Stated problem:
Print each line of the listing once more, precisely as given.

** Start **

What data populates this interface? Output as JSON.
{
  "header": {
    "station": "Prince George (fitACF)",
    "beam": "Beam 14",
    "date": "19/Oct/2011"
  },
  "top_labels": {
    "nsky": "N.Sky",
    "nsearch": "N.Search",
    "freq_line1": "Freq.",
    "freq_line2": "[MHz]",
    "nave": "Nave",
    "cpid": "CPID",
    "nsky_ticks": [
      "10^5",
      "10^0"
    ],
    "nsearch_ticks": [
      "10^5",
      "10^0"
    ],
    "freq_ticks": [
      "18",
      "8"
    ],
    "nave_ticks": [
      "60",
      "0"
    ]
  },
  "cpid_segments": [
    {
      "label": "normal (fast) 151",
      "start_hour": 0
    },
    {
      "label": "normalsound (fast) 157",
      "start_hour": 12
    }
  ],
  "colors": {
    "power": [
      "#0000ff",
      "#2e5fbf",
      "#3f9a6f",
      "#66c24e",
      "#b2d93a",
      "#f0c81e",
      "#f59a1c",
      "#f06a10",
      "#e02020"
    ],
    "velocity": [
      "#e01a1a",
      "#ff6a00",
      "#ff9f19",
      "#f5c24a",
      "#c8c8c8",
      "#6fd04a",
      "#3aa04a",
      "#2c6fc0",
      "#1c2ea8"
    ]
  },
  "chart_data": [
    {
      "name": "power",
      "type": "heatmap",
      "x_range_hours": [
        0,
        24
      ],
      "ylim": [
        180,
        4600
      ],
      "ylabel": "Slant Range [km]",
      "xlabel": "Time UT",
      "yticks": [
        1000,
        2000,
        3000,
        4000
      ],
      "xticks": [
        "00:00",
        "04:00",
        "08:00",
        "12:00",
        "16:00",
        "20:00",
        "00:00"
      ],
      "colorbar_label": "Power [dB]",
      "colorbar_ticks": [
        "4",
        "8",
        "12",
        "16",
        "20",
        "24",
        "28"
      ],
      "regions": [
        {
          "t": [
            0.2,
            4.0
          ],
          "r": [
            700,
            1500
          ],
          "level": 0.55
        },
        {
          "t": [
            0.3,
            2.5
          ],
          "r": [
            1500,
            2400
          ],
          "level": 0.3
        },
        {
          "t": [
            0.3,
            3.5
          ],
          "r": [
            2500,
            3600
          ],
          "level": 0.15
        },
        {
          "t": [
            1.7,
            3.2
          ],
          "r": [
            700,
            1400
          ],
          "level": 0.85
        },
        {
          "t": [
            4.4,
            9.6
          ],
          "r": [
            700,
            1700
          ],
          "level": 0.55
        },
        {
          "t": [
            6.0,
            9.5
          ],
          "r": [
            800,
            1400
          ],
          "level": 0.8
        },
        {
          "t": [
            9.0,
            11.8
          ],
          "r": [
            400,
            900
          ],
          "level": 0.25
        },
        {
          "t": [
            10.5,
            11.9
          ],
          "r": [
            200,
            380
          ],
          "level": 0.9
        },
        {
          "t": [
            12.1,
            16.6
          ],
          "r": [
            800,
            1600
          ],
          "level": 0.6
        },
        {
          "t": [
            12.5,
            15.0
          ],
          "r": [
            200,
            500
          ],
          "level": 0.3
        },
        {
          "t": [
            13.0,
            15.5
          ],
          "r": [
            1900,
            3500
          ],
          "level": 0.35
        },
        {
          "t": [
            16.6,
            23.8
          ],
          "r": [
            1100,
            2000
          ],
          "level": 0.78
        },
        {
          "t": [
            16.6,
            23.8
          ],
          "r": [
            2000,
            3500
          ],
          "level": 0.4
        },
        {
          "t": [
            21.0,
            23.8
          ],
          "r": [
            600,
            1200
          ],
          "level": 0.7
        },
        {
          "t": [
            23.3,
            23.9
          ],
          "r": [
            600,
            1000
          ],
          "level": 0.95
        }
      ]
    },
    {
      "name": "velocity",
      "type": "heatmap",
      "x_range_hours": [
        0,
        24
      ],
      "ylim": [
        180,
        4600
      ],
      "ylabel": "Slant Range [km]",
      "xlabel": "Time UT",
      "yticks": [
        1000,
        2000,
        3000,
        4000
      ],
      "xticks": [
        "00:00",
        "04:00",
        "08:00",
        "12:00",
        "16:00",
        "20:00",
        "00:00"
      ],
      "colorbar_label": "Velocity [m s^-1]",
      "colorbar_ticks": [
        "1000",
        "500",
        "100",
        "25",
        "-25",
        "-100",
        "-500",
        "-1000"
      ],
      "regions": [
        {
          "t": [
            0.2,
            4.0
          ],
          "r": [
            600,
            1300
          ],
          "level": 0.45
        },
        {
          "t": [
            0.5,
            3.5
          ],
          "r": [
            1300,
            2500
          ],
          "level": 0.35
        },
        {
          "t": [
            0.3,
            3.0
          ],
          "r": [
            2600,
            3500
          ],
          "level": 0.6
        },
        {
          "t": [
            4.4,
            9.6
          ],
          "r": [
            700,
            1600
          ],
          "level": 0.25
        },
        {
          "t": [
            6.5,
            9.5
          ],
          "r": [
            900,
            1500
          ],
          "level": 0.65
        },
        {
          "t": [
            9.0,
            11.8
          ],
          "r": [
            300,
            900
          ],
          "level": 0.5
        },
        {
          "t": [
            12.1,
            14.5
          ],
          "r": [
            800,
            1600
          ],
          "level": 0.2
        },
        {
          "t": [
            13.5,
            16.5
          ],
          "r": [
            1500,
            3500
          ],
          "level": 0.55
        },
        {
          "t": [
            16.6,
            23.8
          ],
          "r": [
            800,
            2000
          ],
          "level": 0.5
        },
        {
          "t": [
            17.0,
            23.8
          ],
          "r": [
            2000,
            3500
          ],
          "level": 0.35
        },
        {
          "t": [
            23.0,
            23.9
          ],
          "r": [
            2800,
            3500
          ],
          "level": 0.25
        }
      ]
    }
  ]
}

** End **

Answer for the task:
What data populates this interface? Output as JSON.
{
  "header": {
    "station": "Prince George (fitACF)",
    "beam": "Beam 14",
    "date": "19/Oct/2011"
  },
  "top_labels": {
    "nsky": "N.Sky",
    "nsearch": "N.Search",
    "freq_line1": "Freq.",
    "freq_line2": "[MHz]",
    "nave": "Nave",
    "cpid": "CPID",
    "nsky_ticks": [
      "10^5",
      "10^0"
    ],
    "nsearch_ticks": [
      "10^5",
      "10^0"
    ],
    "freq_ticks": [
      "18",
      "8"
    ],
    "nave_ticks": [
      "60",
      "0"
    ]
  },
  "cpid_segments": [
    {
      "label": "normal (fast) 151",
      "start_hour": 0
    },
    {
      "label": "normalsound (fast) 157",
      "start_hour": 12
    }
  ],
  "colors": {
    "power": [
      "#0000ff",
      "#2e5fbf",
      "#3f9a6f",
      "#66c24e",
      "#b2d93a",
      "#f0c81e",
      "#f59a1c",
      "#f06a10",
      "#e02020"
    ],
    "velocity": [
      "#e01a1a",
      "#ff6a00",
      "#ff9f19",
      "#f5c24a",
      "#c8c8c8",
      "#6fd04a",
      "#3aa04a",
      "#2c6fc0",
      "#1c2ea8"
    ]
  },
  "chart_data": [
    {
      "name": "power",
      "type": "heatmap",
      "x_range_hours": [
        0,
        24
      ],
      "ylim": [
        180,
        4600
      ],
      "ylabel": "Slant Range [km]",
      "xlabel": "Time UT",
      "yticks": [
        1000,
        2000,
        3000,
        4000
      ],
      "xticks": [
        "00:00",
        "04:00",
        "08:00",
        "12:00",
        "16:00",
        "20:00",
        "00:00"
      ],
      "colorbar_label": "Power [dB]",
      "colorbar_ticks": [
        "4",
        "8",
        "12",
        "16",
        "20",
        "24",
        "28"
      ],
      "regions": [
        {
          "t": [
            0.2,
            4.0
          ],
          "r": [
            700,
            1500
          ],
          "level": 0.55
        },
        {
          "t": [
            0.3,
            2.5
          ],
          "r": [
            1500,
            2400
          ],
          "level": 0.3
        },
        {
          "t": [
            0.3,
            3.5
          ],
          "r": [
            2500,
            3600
          ],
          "level": 0.15
        },
        {
          "t": [
            1.7,
            3.2
          ],
          "r": [
            700,
            1400
          ],
          "level": 0.85
        },
        {
          "t": [
            4.4,
            9.6
          ],
          "r": [
            700,
            1700
          ],
          "level": 0.55
        },
        {
          "t": [
            6.0,
            9.5
          ],
          "r": [
            800,
            1400
          ],
          "level": 0.8
        },
        {
          "t": [
            9.0,
            11.8
          ],
          "r": [
            400,
            900
          ],
          "level": 0.25
        },
        {
          "t": [
            10.5,
            11.9
          ],
          "r": [
            200,
            380
          ],
          "level": 0.9
        },
        {
          "t": [
            12.1,
            16.6
          ],
          "r": [
            800,
            1600
          ],
          "level": 0.6
        },
        {
          "t": [
            12.5,
            15.0
          ],
          "r": [
            200,
            500
          ],
          "level": 0.3
        },
        {
          "t": [
            13.0,
            15.5
          ],
          "r": [
            1900,
            3500
          ],
          "level": 0.35
        },
        {
          "t": [
            16.6,
            23.8
          ],
          "r": [
            1100,
            2000
          ],
          "level": 0.78
        },
        {
          "t": [
            16.6,
            23.8
          ],
          "r": [
            2000,
            3500
          ],
          "level": 0.4
        },
        {
          "t": [
            21.0,
            23.8
          ],
          "r": [
            600,
            1200
          ],
          "level": 0.7
        },
        {
          "t": [
            23.3,
            23.9
          ],
          "r": [
            600,
            1000
          ],
          "level": 0.95
        }
      ]
    },
    {
      "name": "velocity",
      "type": "heatmap",
      "x_range_hours": [
        0,
        24
      ],
      "ylim": [
        180,
        4600
      ],
      "ylabel": "Slant Range [km]",
      "xlabel": "Time UT",
      "yticks": [
        1000,
        2000,
        3000,
        4000
      ],
      "xticks": [
        "00:00",
        "04:00",
        "08:00",
        "12:00",
        "16:00",
        "20:00",
        "00:00"
      ],
      "colorbar_label": "Velocity [m s^-1]",
      "colorbar_ticks": [
        "1000",
        "500",
        "100",
        "25",
        "-25",
        "-100",
        "-500",
        "-1000"
      ],
      "regions": [
        {
          "t": [
            0.2,
            4.0
          ],
          "r": [
            600,
            1300
          ],
          "level": 0.45
        },
        {
          "t": [
            0.5,
            3.5
          ],
          "r": [
            1300,
            2500
          ],
          "level": 0.35
        },
        {
          "t": [
            0.3,
            3.0
          ],
          "r": [
            2600,
            3500
          ],
          "level": 0.6
        },
        {
          "t": [
            4.4,
            9.6
          ],
          "r": [
            700,
            1600
          ],
          "level": 0.25
        },
        {
          "t": [
            6.5,
            9.5
          ],
          "r": [
            900,
            1500
          ],
          "level": 0.65
        },
        {
          "t": [
            9.0,
            11.8
          ],
          "r": [
            300,
            900
          ],
          "level": 0.5
        },
        {
          "t": [
            12.1,
            14.5
          ],
          "r": [
            800,
            1600
          ],
          "level": 0.2
        },
        {
          "t": [
            13.5,
            16.5
          ],
          "r": [
            1500,
            3500
          ],
          "level": 0.55
        },
        {
          "t": [
            16.6,
            23.8
          ],
          "r": [
            800,
            2000
          ],
          "level": 0.5
        },
        {
          "t": [
            17.0,
            23.8
          ],
          "r": [
            2000,
            3500
          ],
          "level": 0.35
        },
        {
          "t": [
            23.0,
            23.9
          ],
          "r": [
            2800,
            3500
          ],
          "level": 0.25
        }
      ]
    }
  ]
}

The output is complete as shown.